→ **EXERCISE REQUIREMENTS**:
Determine the number of lines that contain the word "Construction", then state that number and nothing more.

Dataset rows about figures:
# # # #
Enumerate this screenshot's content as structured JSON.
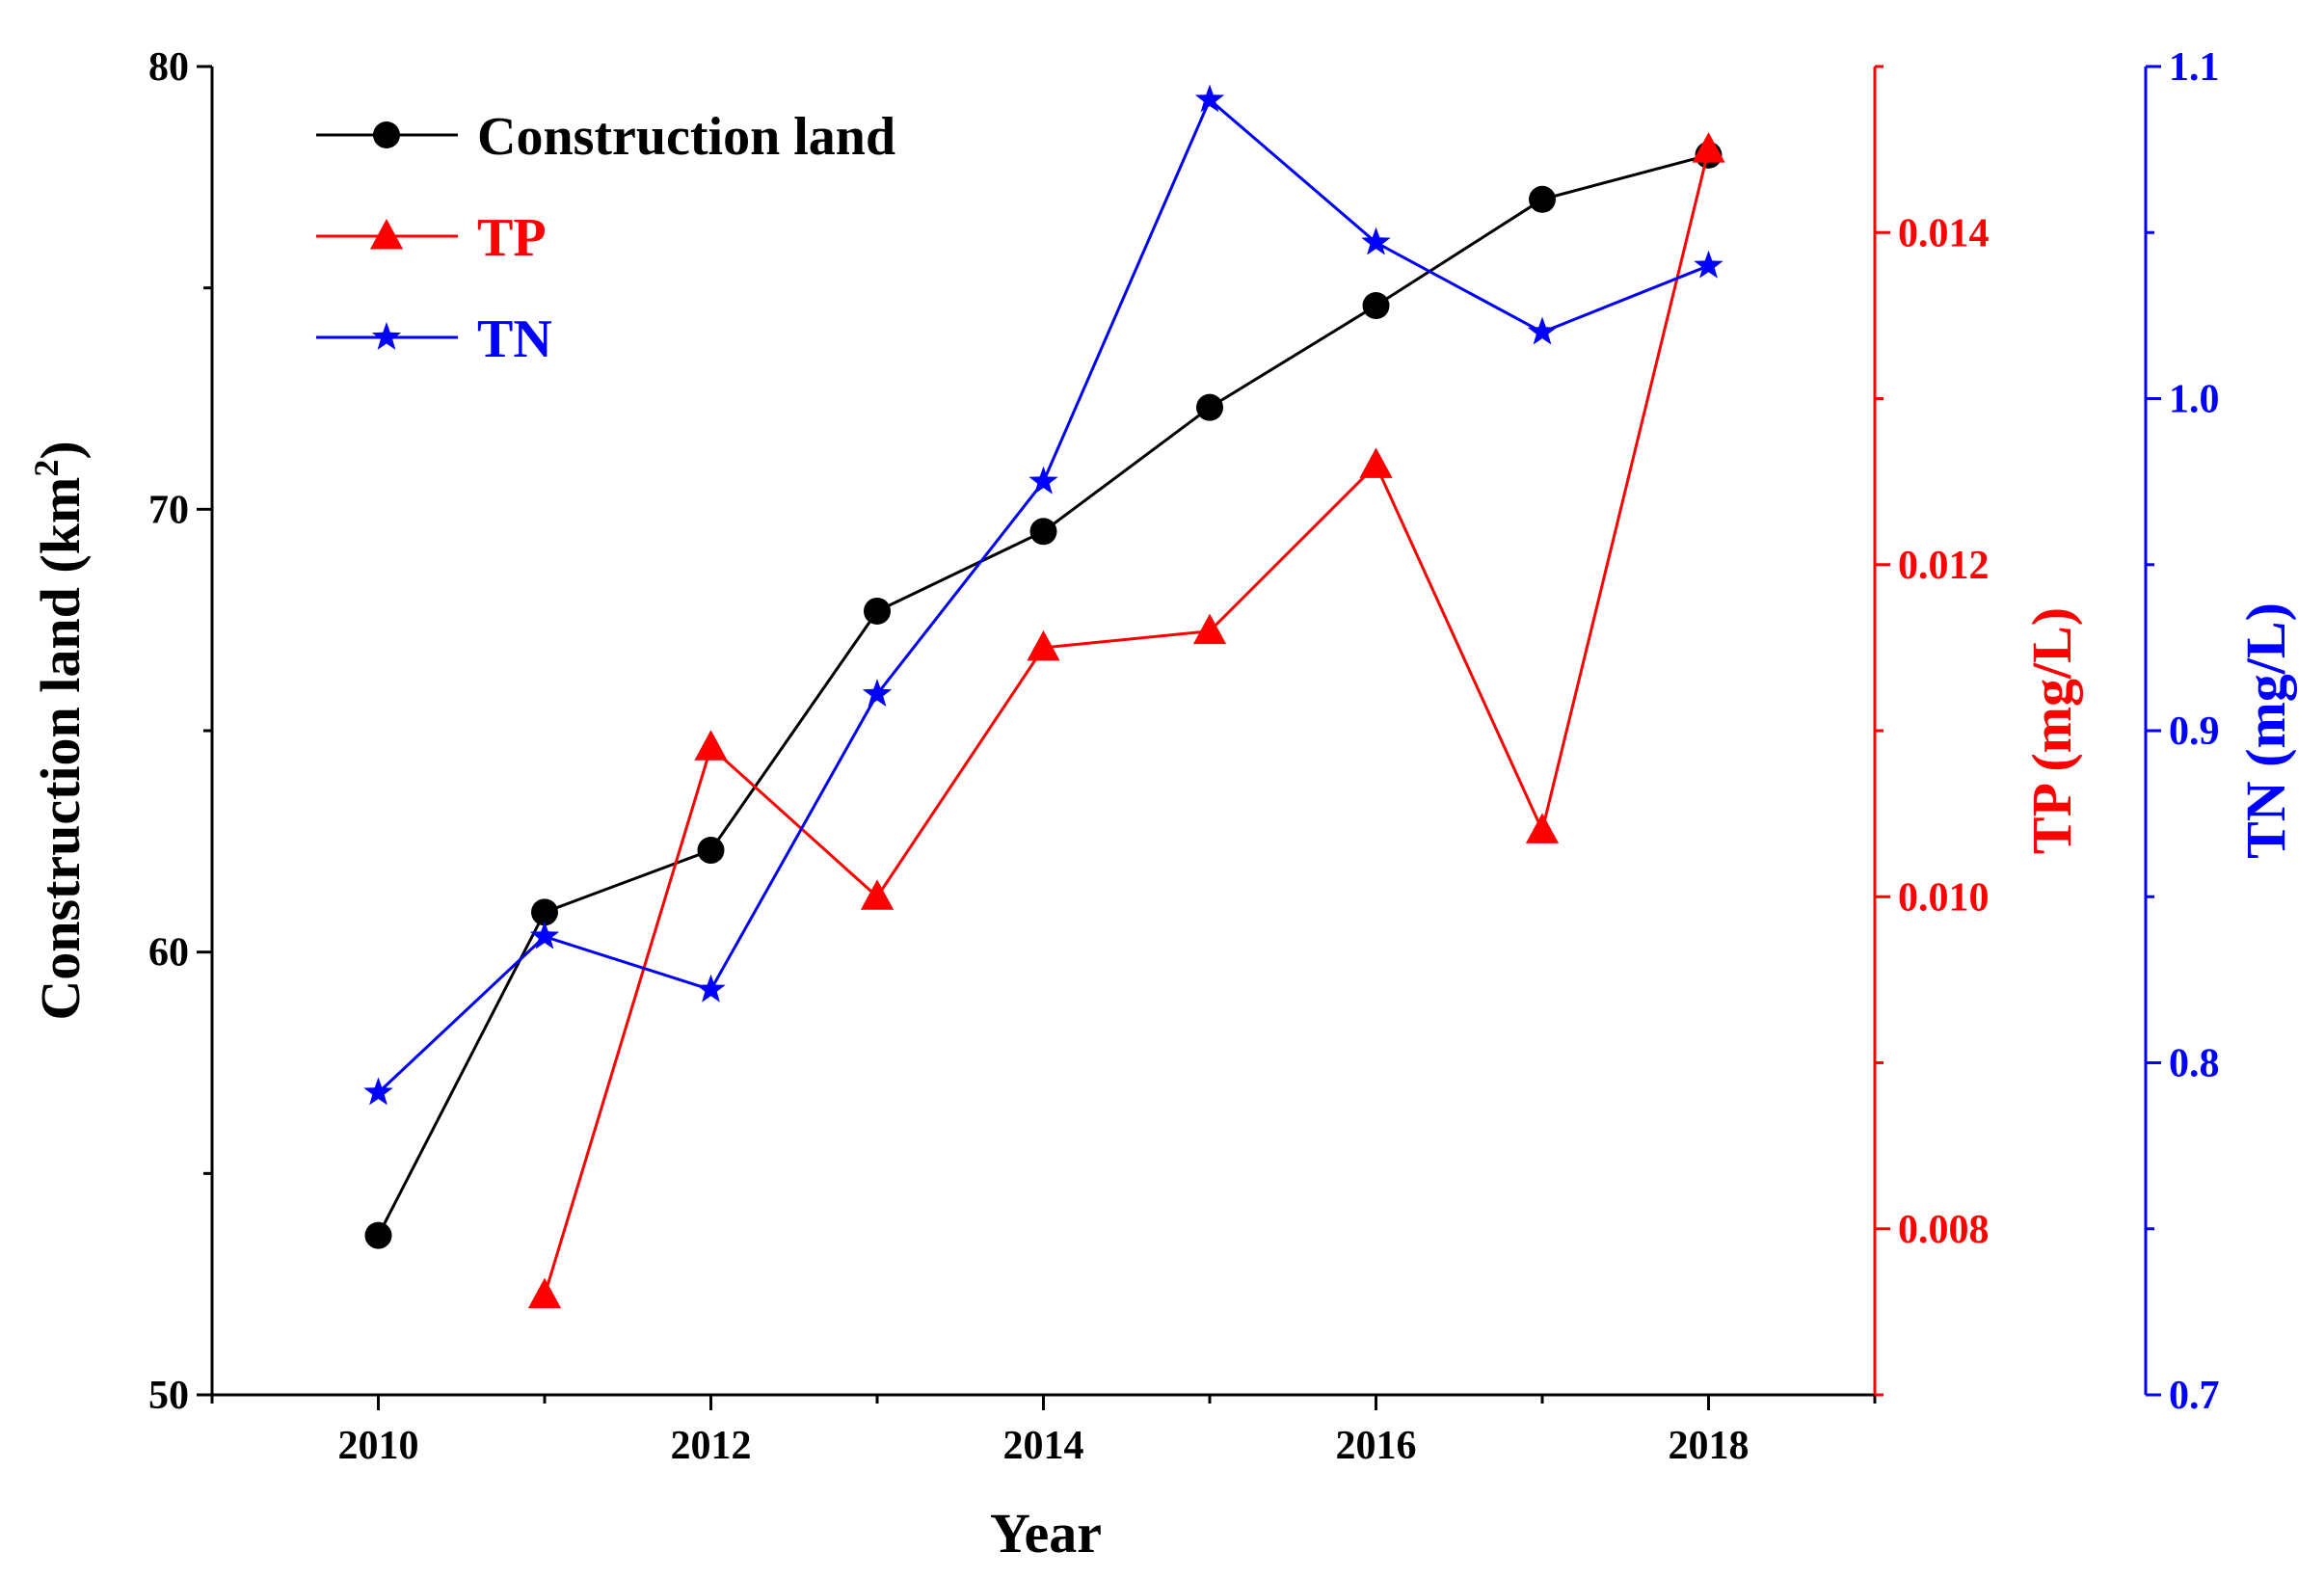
{
  "chart_data": {
    "type": "line",
    "xlabel": "Year",
    "x": [
      2010,
      2011,
      2012,
      2013,
      2014,
      2015,
      2016,
      2017,
      2018
    ],
    "xlim": [
      2009,
      2019
    ],
    "xticks": [
      2010,
      2012,
      2014,
      2016,
      2018
    ],
    "xtick_labels": [
      "2010",
      "2012",
      "2014",
      "2016",
      "2018"
    ],
    "axes": {
      "left": {
        "label": "Construction land (km",
        "label_superscript": "2",
        "label_suffix": ")",
        "ylim": [
          50,
          80
        ],
        "ticks": [
          50,
          60,
          70,
          80
        ],
        "tick_labels": [
          "50",
          "60",
          "70",
          "80"
        ],
        "color": "#000000"
      },
      "right_tp": {
        "label": "TP (mg/L)",
        "ylim": [
          0.007,
          0.015
        ],
        "ticks": [
          0.008,
          0.01,
          0.012,
          0.014
        ],
        "tick_labels": [
          "0.008",
          "0.010",
          "0.012",
          "0.014"
        ],
        "color": "#ff0000"
      },
      "right_tn": {
        "label": "TN (mg/L)",
        "ylim": [
          0.7,
          1.1
        ],
        "ticks": [
          0.7,
          0.8,
          0.9,
          1.0,
          1.1
        ],
        "tick_labels": [
          "0.7",
          "0.8",
          "0.9",
          "1.0",
          "1.1"
        ],
        "color": "#0000ff"
      }
    },
    "series": [
      {
        "name": "Construction land",
        "axis": "left",
        "marker": "circle",
        "color": "#000000",
        "values": [
          53.6,
          60.9,
          62.3,
          67.7,
          69.5,
          72.3,
          74.6,
          77.0,
          78.0
        ]
      },
      {
        "name": "TP",
        "axis": "right_tp",
        "marker": "triangle",
        "color": "#ff0000",
        "values": [
          null,
          0.0076,
          0.0109,
          0.01,
          0.0115,
          0.0116,
          0.0126,
          0.0104,
          0.0145
        ]
      },
      {
        "name": "TN",
        "axis": "right_tn",
        "marker": "star",
        "color": "#0000ff",
        "values": [
          0.791,
          0.838,
          0.822,
          0.911,
          0.975,
          1.09,
          1.047,
          1.02,
          1.04
        ]
      }
    ],
    "legend": {
      "position": "top-left",
      "entries": [
        "Construction land",
        "TP",
        "TN"
      ]
    }
  }
}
# # # #
→ **RESPONSE TO THIS EXERCISE**:
3